(Data listing)
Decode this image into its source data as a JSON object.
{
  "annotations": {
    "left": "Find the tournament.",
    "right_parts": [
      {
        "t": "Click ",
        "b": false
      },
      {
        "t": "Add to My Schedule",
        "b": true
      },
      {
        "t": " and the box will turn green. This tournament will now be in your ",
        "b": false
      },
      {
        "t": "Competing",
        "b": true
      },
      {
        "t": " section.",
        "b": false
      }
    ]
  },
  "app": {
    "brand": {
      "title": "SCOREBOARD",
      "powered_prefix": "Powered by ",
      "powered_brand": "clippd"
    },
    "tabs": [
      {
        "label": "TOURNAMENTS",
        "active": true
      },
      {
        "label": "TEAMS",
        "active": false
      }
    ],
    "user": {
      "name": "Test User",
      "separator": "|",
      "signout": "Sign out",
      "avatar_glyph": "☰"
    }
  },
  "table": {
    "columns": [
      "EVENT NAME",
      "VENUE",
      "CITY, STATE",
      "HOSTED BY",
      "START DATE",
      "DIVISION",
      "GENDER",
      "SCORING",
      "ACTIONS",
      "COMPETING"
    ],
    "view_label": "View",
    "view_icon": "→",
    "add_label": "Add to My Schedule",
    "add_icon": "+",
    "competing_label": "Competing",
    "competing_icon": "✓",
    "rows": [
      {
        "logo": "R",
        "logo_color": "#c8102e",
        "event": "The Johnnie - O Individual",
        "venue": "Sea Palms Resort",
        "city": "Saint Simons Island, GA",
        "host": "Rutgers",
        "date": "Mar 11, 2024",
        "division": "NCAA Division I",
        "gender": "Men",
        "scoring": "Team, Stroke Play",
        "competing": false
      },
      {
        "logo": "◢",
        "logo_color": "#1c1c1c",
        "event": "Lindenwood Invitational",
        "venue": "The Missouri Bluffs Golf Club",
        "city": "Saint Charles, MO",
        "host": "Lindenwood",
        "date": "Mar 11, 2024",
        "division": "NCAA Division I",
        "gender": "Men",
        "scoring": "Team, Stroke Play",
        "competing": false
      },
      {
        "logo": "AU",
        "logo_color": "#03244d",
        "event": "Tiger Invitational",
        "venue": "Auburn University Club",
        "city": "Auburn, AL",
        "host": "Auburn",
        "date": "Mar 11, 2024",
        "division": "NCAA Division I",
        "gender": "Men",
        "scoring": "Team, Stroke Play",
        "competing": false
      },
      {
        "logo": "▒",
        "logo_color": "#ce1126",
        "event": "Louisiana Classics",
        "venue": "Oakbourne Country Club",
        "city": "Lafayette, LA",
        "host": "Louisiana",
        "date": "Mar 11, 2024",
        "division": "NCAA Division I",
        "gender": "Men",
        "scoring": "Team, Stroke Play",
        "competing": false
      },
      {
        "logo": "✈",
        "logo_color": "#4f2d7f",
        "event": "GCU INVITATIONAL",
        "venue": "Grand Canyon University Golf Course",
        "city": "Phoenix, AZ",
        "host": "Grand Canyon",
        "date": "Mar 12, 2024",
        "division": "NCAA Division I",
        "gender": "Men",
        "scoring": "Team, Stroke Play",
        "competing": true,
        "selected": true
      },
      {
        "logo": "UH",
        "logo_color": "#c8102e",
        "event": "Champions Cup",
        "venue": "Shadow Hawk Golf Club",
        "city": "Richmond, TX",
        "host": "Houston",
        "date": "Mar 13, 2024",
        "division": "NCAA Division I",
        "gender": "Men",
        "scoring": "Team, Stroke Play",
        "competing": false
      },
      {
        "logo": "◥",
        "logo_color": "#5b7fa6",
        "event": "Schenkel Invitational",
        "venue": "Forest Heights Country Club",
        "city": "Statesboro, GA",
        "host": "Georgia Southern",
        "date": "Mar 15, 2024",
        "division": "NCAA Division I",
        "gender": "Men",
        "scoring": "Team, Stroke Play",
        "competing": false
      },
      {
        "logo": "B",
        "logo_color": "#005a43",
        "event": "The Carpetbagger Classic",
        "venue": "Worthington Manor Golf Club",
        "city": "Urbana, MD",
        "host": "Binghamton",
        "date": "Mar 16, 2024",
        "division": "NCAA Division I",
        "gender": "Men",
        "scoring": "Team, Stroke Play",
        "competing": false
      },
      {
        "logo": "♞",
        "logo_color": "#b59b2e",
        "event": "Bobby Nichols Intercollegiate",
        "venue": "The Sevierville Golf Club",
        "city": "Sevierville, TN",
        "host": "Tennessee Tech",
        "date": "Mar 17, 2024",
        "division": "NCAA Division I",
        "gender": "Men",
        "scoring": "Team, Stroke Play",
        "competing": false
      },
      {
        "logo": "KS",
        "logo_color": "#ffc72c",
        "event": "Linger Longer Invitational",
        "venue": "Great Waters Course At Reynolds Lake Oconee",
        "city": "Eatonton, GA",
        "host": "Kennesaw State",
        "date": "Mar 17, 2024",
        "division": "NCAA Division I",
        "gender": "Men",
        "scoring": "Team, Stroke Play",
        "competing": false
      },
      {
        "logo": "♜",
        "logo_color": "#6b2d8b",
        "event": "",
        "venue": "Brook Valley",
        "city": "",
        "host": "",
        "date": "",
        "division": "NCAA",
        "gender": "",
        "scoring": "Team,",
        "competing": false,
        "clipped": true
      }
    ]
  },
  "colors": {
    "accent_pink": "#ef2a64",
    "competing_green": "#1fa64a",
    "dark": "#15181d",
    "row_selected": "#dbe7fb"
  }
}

* _EXERCISE DETAILS_: Quote every record above exactly.

* _REPLY_:
Decode this image into its source data as a JSON object.
{
  "annotations": {
    "left": "Find the tournament.",
    "right_parts": [
      {
        "t": "Click ",
        "b": false
      },
      {
        "t": "Add to My Schedule",
        "b": true
      },
      {
        "t": " and the box will turn green. This tournament will now be in your ",
        "b": false
      },
      {
        "t": "Competing",
        "b": true
      },
      {
        "t": " section.",
        "b": false
      }
    ]
  },
  "app": {
    "brand": {
      "title": "SCOREBOARD",
      "powered_prefix": "Powered by ",
      "powered_brand": "clippd"
    },
    "tabs": [
      {
        "label": "TOURNAMENTS",
        "active": true
      },
      {
        "label": "TEAMS",
        "active": false
      }
    ],
    "user": {
      "name": "Test User",
      "separator": "|",
      "signout": "Sign out",
      "avatar_glyph": "☰"
    }
  },
  "table": {
    "columns": [
      "EVENT NAME",
      "VENUE",
      "CITY, STATE",
      "HOSTED BY",
      "START DATE",
      "DIVISION",
      "GENDER",
      "SCORING",
      "ACTIONS",
      "COMPETING"
    ],
    "view_label": "View",
    "view_icon": "→",
    "add_label": "Add to My Schedule",
    "add_icon": "+",
    "competing_label": "Competing",
    "competing_icon": "✓",
    "rows": [
      {
        "logo": "R",
        "logo_color": "#c8102e",
        "event": "The Johnnie - O Individual",
        "venue": "Sea Palms Resort",
        "city": "Saint Simons Island, GA",
        "host": "Rutgers",
        "date": "Mar 11, 2024",
        "division": "NCAA Division I",
        "gender": "Men",
        "scoring": "Team, Stroke Play",
        "competing": false
      },
      {
        "logo": "◢",
        "logo_color": "#1c1c1c",
        "event": "Lindenwood Invitational",
        "venue": "The Missouri Bluffs Golf Club",
        "city": "Saint Charles, MO",
        "host": "Lindenwood",
        "date": "Mar 11, 2024",
        "division": "NCAA Division I",
        "gender": "Men",
        "scoring": "Team, Stroke Play",
        "competing": false
      },
      {
        "logo": "AU",
        "logo_color": "#03244d",
        "event": "Tiger Invitational",
        "venue": "Auburn University Club",
        "city": "Auburn, AL",
        "host": "Auburn",
        "date": "Mar 11, 2024",
        "division": "NCAA Division I",
        "gender": "Men",
        "scoring": "Team, Stroke Play",
        "competing": false
      },
      {
        "logo": "▒",
        "logo_color": "#ce1126",
        "event": "Louisiana Classics",
        "venue": "Oakbourne Country Club",
        "city": "Lafayette, LA",
        "host": "Louisiana",
        "date": "Mar 11, 2024",
        "division": "NCAA Division I",
        "gender": "Men",
        "scoring": "Team, Stroke Play",
        "competing": false
      },
      {
        "logo": "✈",
        "logo_color": "#4f2d7f",
        "event": "GCU INVITATIONAL",
        "venue": "Grand Canyon University Golf Course",
        "city": "Phoenix, AZ",
        "host": "Grand Canyon",
        "date": "Mar 12, 2024",
        "division": "NCAA Division I",
        "gender": "Men",
        "scoring": "Team, Stroke Play",
        "competing": true,
        "selected": true
      },
      {
        "logo": "UH",
        "logo_color": "#c8102e",
        "event": "Champions Cup",
        "venue": "Shadow Hawk Golf Club",
        "city": "Richmond, TX",
        "host": "Houston",
        "date": "Mar 13, 2024",
        "division": "NCAA Division I",
        "gender": "Men",
        "scoring": "Team, Stroke Play",
        "competing": false
      },
      {
        "logo": "◥",
        "logo_color": "#5b7fa6",
        "event": "Schenkel Invitational",
        "venue": "Forest Heights Country Club",
        "city": "Statesboro, GA",
        "host": "Georgia Southern",
        "date": "Mar 15, 2024",
        "division": "NCAA Division I",
        "gender": "Men",
        "scoring": "Team, Stroke Play",
        "competing": false
      },
      {
        "logo": "B",
        "logo_color": "#005a43",
        "event": "The Carpetbagger Classic",
        "venue": "Worthington Manor Golf Club",
        "city": "Urbana, MD",
        "host": "Binghamton",
        "date": "Mar 16, 2024",
        "division": "NCAA Division I",
        "gender": "Men",
        "scoring": "Team, Stroke Play",
        "competing": false
      },
      {
        "logo": "♞",
        "logo_color": "#b59b2e",
        "event": "Bobby Nichols Intercollegiate",
        "venue": "The Sevierville Golf Club",
        "city": "Sevierville, TN",
        "host": "Tennessee Tech",
        "date": "Mar 17, 2024",
        "division": "NCAA Division I",
        "gender": "Men",
        "scoring": "Team, Stroke Play",
        "competing": false
      },
      {
        "logo": "KS",
        "logo_color": "#ffc72c",
        "event": "Linger Longer Invitational",
        "venue": "Great Waters Course At Reynolds Lake Oconee",
        "city": "Eatonton, GA",
        "host": "Kennesaw State",
        "date": "Mar 17, 2024",
        "division": "NCAA Division I",
        "gender": "Men",
        "scoring": "Team, Stroke Play",
        "competing": false
      },
      {
        "logo": "♜",
        "logo_color": "#6b2d8b",
        "event": "",
        "venue": "Brook Valley",
        "city": "",
        "host": "",
        "date": "",
        "division": "NCAA",
        "gender": "",
        "scoring": "Team,",
        "competing": false,
        "clipped": true
      }
    ]
  },
  "colors": {
    "accent_pink": "#ef2a64",
    "competing_green": "#1fa64a",
    "dark": "#15181d",
    "row_selected": "#dbe7fb"
  }
}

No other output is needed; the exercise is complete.